SUPPLIED TEXT:
>>>

Between 9 and 12 months your baby is very energetic and mobile, showing the first signs of independence. Baby now has 3 meals a day, plus morning and afternoon tea with a drink from a cup. They also need 3 milk feeds a day, after meals. Give them finger food at each meal, and a spoon to try feeding themselves.
A typical day – around 10 months
- 7.00am Wake, breakfast
- 8am Breast or bottle feed (180 – 240 mL)
- 8.30am Get dressed for the day
- 9 – 9.30am Play
- 9.30 – 11.00am Sleep
- 11am Morning tea and cup of water or diluted juice
- 11.30pm Shopping or play group
- 12.30pm Lunch
- 1 – 2pm Play
- 2 – 3.30pm Sleep
- 3.30pm Afternoon tea and cup of water or diluted juice
- 4pm Walk to the park
- 5pm Dinner
- 6pm Bath, pyjamas, play with Dad
- 7.30pm Settle to bed
- 8pm – 7am Sleep (approx 11 hours).

<<<

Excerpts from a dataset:
>>>

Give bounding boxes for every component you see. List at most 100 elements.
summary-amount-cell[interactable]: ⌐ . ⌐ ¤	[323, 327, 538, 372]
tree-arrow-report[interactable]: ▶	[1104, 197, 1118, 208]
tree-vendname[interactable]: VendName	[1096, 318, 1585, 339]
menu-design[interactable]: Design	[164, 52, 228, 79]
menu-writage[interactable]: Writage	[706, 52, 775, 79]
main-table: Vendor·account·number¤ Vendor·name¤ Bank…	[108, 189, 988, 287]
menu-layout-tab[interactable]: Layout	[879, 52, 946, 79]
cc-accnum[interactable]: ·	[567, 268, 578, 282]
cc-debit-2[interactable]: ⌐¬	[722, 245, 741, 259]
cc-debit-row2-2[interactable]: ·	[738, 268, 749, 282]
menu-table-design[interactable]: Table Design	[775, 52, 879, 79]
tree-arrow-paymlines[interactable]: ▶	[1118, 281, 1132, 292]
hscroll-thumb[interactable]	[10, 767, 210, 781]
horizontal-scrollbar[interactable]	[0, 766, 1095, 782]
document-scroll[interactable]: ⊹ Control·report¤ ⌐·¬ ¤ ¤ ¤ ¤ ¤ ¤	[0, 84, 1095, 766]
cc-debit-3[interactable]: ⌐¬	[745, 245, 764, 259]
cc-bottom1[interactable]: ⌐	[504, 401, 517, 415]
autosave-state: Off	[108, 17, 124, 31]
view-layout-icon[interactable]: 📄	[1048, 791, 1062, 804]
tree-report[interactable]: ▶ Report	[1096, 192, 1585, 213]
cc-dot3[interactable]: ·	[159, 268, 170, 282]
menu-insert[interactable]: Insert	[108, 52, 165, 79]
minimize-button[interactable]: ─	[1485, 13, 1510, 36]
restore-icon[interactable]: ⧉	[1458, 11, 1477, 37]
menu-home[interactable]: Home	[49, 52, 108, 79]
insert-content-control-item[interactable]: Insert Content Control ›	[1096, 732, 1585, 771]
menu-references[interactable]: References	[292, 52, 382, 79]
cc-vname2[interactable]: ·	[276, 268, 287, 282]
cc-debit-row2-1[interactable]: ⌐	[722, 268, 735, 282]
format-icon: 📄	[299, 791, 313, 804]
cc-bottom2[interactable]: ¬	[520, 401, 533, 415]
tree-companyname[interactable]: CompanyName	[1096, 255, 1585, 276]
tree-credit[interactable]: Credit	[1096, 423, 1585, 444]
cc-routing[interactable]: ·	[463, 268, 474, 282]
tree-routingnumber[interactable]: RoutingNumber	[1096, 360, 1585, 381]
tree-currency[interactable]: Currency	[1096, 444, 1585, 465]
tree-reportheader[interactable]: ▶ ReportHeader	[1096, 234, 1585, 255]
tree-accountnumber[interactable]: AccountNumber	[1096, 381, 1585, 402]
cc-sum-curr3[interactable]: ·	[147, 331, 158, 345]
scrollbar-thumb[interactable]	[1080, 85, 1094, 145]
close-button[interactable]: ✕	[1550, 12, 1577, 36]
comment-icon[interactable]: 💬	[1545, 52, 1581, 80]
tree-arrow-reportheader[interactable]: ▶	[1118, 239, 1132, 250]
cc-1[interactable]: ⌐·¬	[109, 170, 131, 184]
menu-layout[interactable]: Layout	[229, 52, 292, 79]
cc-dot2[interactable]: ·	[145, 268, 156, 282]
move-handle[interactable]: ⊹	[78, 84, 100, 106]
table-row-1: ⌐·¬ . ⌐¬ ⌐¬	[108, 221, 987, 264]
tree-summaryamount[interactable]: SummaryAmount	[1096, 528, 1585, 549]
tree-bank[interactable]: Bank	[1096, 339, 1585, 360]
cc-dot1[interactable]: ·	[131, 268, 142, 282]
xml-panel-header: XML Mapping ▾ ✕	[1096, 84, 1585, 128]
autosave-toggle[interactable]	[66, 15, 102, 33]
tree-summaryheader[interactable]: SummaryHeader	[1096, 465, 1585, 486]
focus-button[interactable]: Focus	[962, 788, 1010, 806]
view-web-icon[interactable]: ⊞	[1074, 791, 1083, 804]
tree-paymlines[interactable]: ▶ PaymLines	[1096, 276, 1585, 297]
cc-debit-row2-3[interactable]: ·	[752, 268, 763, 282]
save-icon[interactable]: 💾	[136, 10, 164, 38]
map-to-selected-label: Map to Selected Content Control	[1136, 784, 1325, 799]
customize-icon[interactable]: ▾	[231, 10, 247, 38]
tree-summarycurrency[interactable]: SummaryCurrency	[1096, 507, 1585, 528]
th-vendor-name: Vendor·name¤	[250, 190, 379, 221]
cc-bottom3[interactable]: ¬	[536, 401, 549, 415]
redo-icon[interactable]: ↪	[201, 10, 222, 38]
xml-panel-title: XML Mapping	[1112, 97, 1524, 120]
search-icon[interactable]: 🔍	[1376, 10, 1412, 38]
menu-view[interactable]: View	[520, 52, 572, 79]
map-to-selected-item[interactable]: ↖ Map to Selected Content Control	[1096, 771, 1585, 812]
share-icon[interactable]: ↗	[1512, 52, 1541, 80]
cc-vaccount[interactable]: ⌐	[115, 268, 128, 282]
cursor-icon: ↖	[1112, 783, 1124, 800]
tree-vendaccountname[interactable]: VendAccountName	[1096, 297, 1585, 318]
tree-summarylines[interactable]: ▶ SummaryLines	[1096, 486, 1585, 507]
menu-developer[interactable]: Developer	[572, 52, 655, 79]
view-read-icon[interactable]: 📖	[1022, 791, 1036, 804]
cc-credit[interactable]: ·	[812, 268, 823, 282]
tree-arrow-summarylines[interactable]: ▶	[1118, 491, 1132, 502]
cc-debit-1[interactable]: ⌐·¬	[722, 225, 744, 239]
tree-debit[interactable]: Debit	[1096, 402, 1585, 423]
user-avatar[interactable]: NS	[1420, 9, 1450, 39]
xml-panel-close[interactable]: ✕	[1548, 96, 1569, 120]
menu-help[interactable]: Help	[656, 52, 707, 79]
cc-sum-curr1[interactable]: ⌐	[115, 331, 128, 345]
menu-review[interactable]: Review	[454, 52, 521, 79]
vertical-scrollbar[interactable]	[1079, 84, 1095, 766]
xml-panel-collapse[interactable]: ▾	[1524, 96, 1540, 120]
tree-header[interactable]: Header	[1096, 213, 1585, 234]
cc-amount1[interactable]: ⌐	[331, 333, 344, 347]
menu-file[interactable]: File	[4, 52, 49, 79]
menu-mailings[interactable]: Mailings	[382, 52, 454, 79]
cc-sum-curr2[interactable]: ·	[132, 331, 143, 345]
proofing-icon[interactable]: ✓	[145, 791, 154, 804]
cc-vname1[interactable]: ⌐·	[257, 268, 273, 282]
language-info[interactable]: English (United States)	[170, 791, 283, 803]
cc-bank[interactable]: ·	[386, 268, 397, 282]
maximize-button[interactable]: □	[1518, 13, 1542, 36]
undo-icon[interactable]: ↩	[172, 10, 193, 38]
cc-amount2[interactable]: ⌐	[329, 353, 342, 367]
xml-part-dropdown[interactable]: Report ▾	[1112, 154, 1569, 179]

<<<

EXERCISES:
1. Using the text on babies from 9 to 12 months, list each meal or tea in the typical day together with its time.
2. According to the text on babies from 9 to 12 months, how much milk is given at the 8am breast or bottle feed?
3. For each statement, say whether it agrees with the text on babies from 9 to 12 months, and quote the words that decide it.
(a) The baby needs 3 milk feeds a day, given after meals.
(b) In the typical day, the baby sleeps only once between waking and bedtime.
(c) The overnight sleep lasts about 11 hours.

EXERCISE RESULTS:
1.
- 7.00am: breakfast
- 11am: morning tea
- 12.30pm: lunch
- 3.30pm: afternoon tea
- 5pm: dinner

2. 180 – 240 mL

3.
(a) Yes: "They also need 3 milk feeds a day, after meals."
(b) No: "9.30 – 11.00am Sleep" and "2 – 3.30pm Sleep"
(c) Yes: "8pm – 7am Sleep (approx 11 hours)."